RECORDS FOR THE TASK:
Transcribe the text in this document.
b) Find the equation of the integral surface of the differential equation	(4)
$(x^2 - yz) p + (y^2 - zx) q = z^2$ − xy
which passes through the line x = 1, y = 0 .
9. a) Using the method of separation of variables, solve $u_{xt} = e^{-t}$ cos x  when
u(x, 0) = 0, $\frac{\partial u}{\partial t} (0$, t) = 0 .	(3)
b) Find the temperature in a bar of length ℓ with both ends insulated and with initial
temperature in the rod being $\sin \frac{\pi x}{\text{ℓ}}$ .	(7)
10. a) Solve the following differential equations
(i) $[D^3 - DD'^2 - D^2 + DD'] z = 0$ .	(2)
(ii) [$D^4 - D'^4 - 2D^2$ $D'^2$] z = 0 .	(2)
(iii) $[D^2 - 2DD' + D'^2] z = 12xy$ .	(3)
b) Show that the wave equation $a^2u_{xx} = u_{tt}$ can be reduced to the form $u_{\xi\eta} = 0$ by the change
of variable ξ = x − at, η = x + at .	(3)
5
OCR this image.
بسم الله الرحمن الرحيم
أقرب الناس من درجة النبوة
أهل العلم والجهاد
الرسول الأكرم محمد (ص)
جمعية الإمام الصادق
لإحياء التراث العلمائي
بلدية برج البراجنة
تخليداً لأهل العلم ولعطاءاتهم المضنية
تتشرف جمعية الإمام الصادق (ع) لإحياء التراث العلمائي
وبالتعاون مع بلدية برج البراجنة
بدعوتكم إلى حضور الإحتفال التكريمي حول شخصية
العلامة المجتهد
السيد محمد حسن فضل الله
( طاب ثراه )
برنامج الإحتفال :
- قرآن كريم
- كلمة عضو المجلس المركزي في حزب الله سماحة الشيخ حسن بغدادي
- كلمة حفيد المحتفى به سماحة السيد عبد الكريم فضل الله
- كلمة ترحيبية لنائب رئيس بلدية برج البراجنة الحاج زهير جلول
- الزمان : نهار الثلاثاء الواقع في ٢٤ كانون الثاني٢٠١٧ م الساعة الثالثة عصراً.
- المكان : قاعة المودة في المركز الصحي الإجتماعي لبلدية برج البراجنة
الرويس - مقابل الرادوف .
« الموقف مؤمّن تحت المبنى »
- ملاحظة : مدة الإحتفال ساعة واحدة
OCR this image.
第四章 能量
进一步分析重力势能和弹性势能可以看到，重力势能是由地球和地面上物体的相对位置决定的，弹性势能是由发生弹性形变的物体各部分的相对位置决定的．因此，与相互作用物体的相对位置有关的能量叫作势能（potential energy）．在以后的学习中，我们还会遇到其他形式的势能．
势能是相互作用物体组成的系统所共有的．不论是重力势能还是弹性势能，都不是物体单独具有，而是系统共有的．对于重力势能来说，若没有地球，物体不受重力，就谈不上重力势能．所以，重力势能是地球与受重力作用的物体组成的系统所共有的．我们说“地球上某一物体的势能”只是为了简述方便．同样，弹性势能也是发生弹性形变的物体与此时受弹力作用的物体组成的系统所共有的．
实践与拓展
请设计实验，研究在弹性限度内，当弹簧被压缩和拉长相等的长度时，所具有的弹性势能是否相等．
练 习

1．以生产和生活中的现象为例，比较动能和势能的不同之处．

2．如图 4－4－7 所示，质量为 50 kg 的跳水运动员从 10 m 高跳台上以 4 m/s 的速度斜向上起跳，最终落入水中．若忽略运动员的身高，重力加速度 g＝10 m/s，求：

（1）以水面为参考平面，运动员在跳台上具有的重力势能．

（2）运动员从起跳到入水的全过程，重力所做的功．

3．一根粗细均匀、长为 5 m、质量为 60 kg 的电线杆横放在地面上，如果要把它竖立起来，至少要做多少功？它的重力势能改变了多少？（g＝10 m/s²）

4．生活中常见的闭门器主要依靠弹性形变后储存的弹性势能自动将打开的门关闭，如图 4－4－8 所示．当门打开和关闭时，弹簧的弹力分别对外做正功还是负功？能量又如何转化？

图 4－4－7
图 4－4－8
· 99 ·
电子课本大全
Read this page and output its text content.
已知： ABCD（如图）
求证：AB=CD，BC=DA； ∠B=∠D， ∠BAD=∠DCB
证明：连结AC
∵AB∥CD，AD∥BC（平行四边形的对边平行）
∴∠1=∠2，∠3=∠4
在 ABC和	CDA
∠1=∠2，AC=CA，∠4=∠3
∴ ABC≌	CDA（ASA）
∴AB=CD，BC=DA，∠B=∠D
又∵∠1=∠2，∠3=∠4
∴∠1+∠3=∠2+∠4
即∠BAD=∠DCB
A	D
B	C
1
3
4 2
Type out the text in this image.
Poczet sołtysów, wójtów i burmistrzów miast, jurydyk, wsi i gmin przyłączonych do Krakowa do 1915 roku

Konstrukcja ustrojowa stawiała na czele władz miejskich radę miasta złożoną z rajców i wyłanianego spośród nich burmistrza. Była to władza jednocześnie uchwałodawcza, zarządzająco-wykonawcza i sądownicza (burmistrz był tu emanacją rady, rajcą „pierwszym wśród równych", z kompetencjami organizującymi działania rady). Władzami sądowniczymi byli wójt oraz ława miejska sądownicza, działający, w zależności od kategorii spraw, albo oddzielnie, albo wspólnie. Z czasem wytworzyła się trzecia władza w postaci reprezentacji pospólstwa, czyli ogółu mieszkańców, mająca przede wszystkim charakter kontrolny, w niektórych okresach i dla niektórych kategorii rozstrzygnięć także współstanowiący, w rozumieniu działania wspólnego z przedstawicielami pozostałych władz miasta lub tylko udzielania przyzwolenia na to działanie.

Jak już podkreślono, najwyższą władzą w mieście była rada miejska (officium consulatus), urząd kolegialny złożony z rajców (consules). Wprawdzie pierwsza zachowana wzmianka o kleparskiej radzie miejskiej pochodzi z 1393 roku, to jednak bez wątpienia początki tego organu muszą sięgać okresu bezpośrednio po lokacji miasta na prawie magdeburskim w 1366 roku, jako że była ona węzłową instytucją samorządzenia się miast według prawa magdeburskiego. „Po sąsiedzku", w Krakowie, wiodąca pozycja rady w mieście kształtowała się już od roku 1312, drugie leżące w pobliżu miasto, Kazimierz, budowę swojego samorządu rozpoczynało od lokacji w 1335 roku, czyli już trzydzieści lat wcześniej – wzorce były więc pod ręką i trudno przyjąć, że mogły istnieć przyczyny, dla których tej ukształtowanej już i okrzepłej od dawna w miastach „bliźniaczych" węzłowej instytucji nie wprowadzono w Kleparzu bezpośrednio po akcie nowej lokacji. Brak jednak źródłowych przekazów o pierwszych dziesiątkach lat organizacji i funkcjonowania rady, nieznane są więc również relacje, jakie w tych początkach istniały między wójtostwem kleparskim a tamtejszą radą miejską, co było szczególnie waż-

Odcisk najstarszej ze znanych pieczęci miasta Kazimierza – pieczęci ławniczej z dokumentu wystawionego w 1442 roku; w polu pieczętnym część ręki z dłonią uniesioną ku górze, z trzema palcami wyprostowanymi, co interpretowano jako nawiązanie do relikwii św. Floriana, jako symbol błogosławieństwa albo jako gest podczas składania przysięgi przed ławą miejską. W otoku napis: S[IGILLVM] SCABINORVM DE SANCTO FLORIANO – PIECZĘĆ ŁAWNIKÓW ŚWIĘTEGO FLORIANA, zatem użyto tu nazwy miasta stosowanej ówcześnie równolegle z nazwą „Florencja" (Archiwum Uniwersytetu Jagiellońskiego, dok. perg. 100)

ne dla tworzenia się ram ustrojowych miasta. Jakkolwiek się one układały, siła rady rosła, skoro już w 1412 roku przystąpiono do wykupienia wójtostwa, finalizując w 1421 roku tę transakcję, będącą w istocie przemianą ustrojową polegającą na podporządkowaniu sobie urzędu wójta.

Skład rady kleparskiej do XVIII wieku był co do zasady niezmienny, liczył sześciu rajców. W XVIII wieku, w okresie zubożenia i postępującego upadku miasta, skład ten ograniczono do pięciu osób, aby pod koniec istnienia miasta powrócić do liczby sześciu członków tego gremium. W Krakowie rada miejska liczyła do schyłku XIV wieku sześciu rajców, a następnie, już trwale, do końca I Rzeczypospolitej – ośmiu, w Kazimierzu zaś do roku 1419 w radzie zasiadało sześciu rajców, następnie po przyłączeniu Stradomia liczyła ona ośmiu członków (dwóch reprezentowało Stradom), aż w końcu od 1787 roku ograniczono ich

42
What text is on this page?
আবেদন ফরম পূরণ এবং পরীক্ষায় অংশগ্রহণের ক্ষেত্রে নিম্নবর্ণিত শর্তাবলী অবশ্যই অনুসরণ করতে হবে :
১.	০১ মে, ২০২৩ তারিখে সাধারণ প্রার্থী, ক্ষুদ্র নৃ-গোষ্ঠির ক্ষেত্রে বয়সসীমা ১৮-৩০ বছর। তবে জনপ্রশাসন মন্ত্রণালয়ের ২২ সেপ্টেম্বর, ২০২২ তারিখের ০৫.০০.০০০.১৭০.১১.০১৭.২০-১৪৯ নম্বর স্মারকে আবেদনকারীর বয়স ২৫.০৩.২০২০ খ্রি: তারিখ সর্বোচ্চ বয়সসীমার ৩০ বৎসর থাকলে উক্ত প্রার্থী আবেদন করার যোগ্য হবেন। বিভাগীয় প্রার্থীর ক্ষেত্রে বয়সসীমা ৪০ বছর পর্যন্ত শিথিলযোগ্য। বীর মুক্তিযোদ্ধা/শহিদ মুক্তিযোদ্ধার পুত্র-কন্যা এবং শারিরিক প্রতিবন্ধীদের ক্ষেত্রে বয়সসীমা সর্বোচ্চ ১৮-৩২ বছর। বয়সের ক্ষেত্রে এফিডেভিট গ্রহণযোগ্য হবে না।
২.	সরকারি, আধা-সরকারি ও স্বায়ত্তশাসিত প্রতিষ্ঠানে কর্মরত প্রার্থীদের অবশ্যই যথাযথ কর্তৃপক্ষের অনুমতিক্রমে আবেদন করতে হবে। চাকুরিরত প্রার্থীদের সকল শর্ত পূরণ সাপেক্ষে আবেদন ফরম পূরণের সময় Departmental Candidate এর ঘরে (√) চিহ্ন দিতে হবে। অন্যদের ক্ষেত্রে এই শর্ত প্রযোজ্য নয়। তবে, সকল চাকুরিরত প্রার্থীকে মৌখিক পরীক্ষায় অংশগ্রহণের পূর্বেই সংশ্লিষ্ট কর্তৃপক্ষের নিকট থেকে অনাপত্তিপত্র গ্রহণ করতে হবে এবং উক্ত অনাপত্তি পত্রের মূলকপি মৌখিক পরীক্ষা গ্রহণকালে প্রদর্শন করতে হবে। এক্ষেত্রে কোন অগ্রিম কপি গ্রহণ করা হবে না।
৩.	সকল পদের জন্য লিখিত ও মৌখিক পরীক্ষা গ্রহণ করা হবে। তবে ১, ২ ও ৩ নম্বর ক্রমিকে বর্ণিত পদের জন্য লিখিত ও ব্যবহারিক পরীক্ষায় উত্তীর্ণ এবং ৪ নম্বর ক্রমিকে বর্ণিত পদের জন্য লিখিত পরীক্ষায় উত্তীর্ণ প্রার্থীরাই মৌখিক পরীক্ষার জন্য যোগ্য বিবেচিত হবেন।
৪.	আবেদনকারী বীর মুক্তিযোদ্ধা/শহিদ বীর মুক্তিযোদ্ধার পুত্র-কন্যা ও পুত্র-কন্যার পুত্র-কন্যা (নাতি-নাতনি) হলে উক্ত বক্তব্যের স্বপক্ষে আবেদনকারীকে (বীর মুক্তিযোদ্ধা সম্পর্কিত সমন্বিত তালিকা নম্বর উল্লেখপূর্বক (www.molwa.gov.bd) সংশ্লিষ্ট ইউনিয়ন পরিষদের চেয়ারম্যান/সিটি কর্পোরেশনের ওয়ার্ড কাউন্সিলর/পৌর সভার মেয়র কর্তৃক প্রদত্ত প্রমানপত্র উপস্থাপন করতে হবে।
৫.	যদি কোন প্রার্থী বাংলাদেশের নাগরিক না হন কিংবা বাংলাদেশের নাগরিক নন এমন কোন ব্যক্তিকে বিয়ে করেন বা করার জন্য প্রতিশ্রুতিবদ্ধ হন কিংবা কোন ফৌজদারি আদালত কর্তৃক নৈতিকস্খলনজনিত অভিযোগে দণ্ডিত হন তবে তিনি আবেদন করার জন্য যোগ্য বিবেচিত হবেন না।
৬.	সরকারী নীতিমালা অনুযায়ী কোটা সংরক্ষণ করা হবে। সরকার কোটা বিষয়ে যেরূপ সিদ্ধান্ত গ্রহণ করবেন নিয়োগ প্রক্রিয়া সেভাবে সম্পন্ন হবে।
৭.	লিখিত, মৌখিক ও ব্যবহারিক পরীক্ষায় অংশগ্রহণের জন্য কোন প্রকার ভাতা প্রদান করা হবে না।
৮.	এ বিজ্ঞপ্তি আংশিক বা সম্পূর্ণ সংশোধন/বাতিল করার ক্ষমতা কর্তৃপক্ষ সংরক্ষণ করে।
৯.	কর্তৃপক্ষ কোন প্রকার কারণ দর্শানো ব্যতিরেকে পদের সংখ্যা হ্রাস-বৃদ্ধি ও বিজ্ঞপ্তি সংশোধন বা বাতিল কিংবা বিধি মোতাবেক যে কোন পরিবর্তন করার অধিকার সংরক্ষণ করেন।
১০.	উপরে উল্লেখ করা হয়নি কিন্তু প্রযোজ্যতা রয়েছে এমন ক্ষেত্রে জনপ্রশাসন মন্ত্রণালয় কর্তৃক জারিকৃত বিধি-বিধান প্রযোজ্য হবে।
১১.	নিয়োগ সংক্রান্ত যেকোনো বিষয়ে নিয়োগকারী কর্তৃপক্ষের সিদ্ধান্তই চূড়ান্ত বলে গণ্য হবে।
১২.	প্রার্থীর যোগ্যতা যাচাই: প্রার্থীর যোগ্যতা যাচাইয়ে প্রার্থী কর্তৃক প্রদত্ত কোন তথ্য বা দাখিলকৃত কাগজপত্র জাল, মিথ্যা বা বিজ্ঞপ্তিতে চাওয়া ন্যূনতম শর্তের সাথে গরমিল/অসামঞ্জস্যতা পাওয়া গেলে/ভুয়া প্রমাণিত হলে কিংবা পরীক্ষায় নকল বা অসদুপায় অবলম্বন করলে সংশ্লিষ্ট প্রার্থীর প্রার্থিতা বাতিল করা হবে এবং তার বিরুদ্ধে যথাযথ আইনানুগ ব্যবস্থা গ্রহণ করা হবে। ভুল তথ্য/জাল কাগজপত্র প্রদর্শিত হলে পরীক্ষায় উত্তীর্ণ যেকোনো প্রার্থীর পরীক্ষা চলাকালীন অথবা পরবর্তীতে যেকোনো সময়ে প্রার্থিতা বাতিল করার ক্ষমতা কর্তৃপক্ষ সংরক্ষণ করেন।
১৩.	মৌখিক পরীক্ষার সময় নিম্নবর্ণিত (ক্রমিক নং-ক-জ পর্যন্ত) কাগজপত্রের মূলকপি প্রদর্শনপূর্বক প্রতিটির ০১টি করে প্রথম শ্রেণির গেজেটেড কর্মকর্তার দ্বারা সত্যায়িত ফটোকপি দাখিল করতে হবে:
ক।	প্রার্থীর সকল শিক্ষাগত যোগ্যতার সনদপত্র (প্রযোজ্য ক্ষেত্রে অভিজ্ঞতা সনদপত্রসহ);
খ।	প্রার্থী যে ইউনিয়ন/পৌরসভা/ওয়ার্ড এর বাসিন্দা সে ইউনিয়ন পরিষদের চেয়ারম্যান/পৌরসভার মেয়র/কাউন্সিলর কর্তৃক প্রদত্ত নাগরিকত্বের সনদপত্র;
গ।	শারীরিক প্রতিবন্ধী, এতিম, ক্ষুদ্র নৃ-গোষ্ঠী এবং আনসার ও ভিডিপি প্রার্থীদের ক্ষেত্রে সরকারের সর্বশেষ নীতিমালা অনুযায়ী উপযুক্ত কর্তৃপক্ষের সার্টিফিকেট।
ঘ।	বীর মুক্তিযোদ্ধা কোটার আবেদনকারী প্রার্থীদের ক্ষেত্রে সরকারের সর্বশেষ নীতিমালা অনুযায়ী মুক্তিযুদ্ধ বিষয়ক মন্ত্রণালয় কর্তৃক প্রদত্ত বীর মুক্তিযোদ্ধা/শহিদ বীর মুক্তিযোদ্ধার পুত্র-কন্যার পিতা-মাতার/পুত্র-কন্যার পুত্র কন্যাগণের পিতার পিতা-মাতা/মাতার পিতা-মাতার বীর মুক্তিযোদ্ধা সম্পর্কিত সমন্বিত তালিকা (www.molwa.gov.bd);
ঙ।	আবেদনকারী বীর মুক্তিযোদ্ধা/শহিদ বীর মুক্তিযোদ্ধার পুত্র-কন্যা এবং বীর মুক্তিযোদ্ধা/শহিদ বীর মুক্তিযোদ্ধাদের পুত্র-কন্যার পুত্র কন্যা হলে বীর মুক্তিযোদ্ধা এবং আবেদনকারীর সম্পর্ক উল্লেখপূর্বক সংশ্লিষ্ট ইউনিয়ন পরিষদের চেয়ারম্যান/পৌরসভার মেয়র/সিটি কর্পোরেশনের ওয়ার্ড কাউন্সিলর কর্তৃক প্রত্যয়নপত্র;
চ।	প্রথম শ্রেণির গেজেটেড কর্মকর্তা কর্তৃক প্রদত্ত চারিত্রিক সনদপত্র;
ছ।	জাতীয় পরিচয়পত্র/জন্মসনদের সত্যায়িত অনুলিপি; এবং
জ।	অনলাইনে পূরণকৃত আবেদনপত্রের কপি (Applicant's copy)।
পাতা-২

OBJECTIVE: Locate the word "لإحياء" in the data above. Copy every line carrying it.

COMPLETE ANSWER:
لإحياء التراث العلمائي
تتشرف جمعية الإمام الصادق (ع) لإحياء التراث العلمائي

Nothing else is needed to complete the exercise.